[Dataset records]
-- start --

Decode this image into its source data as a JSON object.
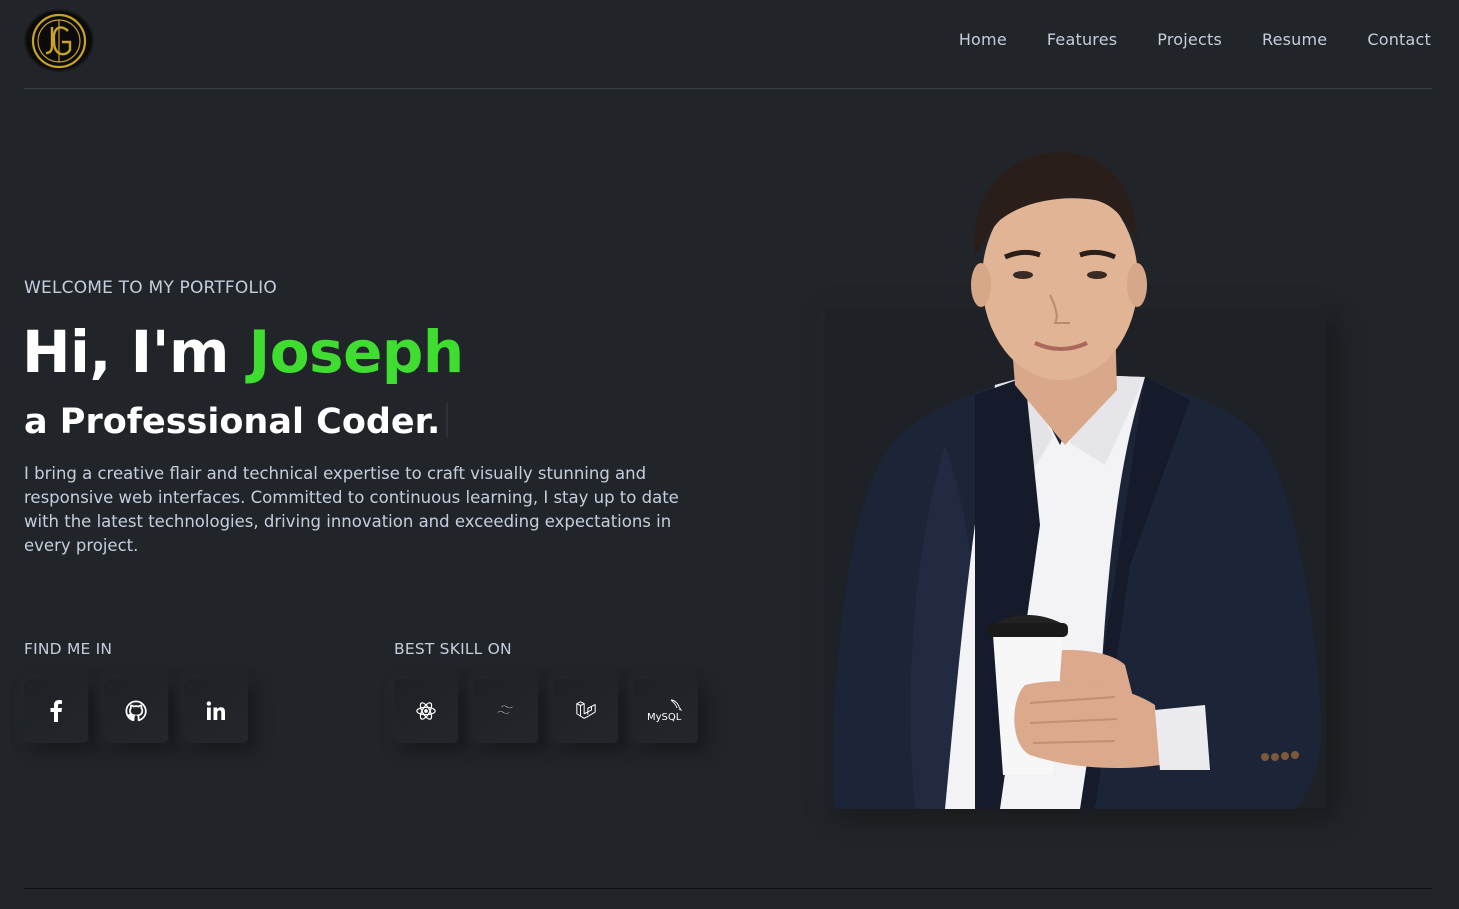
{
  "nav": {
    "items": [
      "Home",
      "Features",
      "Projects",
      "Resume",
      "Contact"
    ]
  },
  "logo": {
    "icon": "jg-monogram-logo",
    "color": "#c9a227"
  },
  "hero": {
    "welcome": "WELCOME TO MY PORTFOLIO",
    "greeting": "Hi, I'm ",
    "name": "Joseph",
    "role": "a Professional Coder.",
    "description": "I bring a creative flair and technical expertise to craft visually stunning and responsive web interfaces. Committed to continuous learning, I stay up to date with the latest technologies, driving innovation and exceeding expectations in every project.",
    "accent_color": "#3fdd2f"
  },
  "social": {
    "label": "FIND ME IN",
    "icons": [
      "facebook-icon",
      "github-icon",
      "linkedin-icon"
    ]
  },
  "skills": {
    "label": "BEST SKILL ON",
    "icons": [
      "react-icon",
      "tailwind-icon",
      "laravel-icon",
      "mysql-icon"
    ],
    "mysql_text": "MySQL"
  },
  "photo": {
    "icon": "portrait-photo"
  }
}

-- end --

Goal of the exercise ▸
Reproduce the listing word for word and omit its pictures.

Exercise answer ▸
Decode this image into its source data as a JSON object.
{
  "nav": {
    "items": [
      "Home",
      "Features",
      "Projects",
      "Resume",
      "Contact"
    ]
  },
  "logo": {
    "icon": "jg-monogram-logo",
    "color": "#c9a227"
  },
  "hero": {
    "welcome": "WELCOME TO MY PORTFOLIO",
    "greeting": "Hi, I'm ",
    "name": "Joseph",
    "role": "a Professional Coder.",
    "description": "I bring a creative flair and technical expertise to craft visually stunning and responsive web interfaces. Committed to continuous learning, I stay up to date with the latest technologies, driving innovation and exceeding expectations in every project.",
    "accent_color": "#3fdd2f"
  },
  "social": {
    "label": "FIND ME IN",
    "icons": [
      "facebook-icon",
      "github-icon",
      "linkedin-icon"
    ]
  },
  "skills": {
    "label": "BEST SKILL ON",
    "icons": [
      "react-icon",
      "tailwind-icon",
      "laravel-icon",
      "mysql-icon"
    ],
    "mysql_text": "MySQL"
  },
  "photo": {
    "icon": "portrait-photo"
  }
}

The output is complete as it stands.